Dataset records
========
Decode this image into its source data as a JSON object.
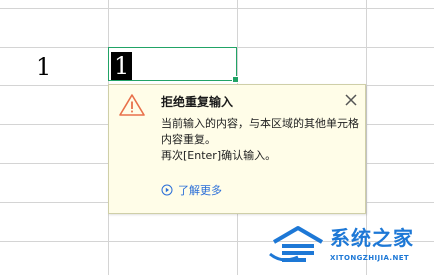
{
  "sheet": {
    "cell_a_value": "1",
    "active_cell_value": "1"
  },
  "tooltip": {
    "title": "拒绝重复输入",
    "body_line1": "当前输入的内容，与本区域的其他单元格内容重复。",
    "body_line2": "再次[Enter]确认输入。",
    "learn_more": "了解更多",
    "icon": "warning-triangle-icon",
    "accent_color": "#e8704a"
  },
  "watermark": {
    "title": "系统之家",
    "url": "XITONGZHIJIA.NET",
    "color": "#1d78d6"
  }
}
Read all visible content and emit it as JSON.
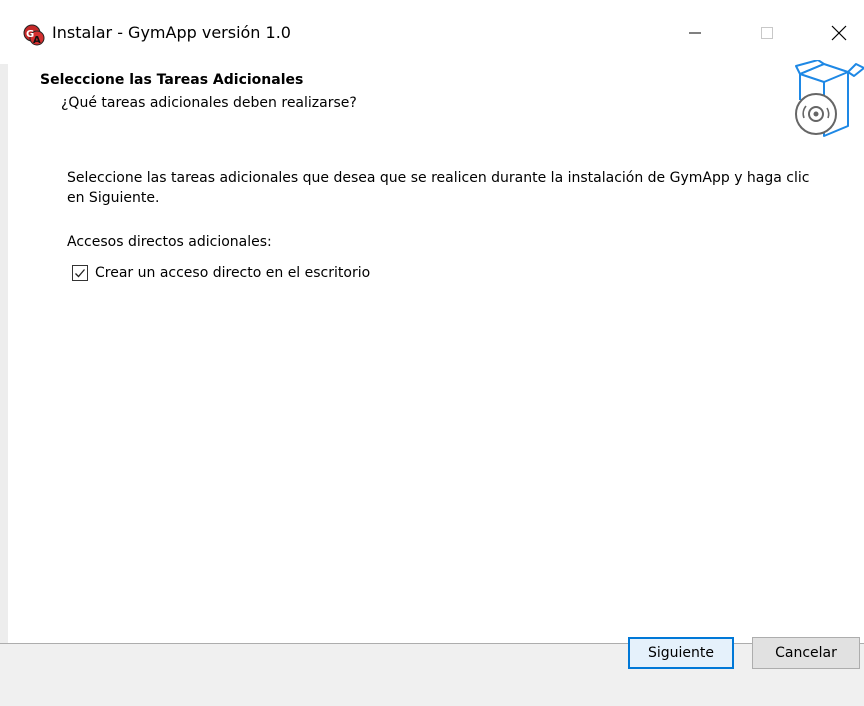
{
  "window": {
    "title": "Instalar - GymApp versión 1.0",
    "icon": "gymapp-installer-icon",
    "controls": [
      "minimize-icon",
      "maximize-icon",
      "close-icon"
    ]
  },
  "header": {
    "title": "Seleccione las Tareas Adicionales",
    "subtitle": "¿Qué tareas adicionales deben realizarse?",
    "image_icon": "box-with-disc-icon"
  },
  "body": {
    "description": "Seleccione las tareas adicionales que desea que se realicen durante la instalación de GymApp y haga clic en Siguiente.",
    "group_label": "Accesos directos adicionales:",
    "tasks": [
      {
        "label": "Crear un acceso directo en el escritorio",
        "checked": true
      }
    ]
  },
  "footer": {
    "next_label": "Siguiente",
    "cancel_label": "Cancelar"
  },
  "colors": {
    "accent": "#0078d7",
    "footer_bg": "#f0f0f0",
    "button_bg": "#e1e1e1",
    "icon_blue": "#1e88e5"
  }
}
========
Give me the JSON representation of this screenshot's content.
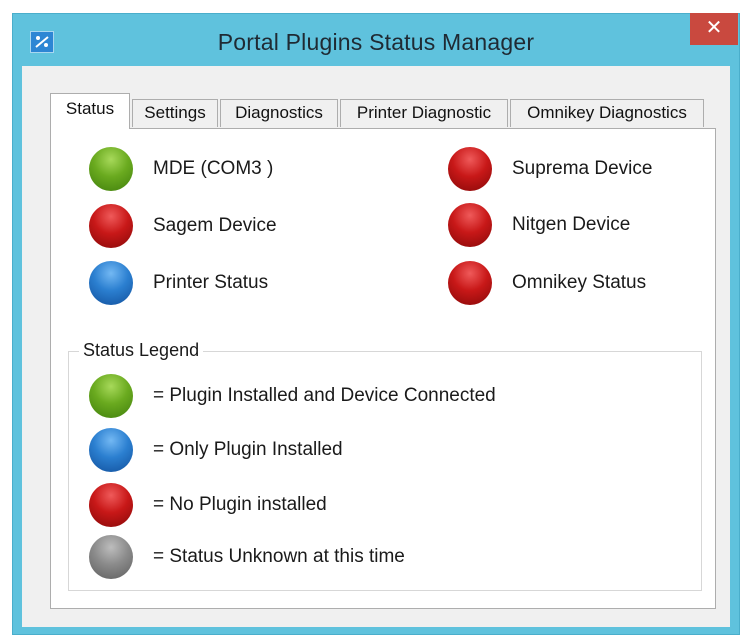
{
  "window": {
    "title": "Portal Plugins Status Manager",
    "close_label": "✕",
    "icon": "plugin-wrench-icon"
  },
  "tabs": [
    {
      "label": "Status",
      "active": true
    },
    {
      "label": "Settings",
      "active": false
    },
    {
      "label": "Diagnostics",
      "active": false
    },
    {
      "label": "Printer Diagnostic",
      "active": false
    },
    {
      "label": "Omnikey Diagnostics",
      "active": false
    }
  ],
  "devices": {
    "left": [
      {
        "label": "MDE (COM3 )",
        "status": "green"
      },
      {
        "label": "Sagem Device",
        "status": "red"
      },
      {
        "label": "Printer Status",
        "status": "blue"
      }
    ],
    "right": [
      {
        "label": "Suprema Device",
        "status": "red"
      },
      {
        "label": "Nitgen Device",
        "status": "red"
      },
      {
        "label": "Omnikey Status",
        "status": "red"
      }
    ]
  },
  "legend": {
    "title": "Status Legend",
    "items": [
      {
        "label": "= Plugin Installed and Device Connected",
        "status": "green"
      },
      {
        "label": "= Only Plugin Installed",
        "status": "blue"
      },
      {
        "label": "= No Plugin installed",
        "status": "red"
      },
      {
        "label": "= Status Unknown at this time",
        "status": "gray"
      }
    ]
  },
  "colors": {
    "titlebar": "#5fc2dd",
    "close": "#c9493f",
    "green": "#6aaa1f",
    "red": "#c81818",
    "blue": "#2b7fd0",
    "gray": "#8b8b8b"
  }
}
========
PROBLEM STATEMENT:
Only the number is wanted: how many lines in the preceding entries hold the string "Omnikey"?

WRITTEN ANSWER:
2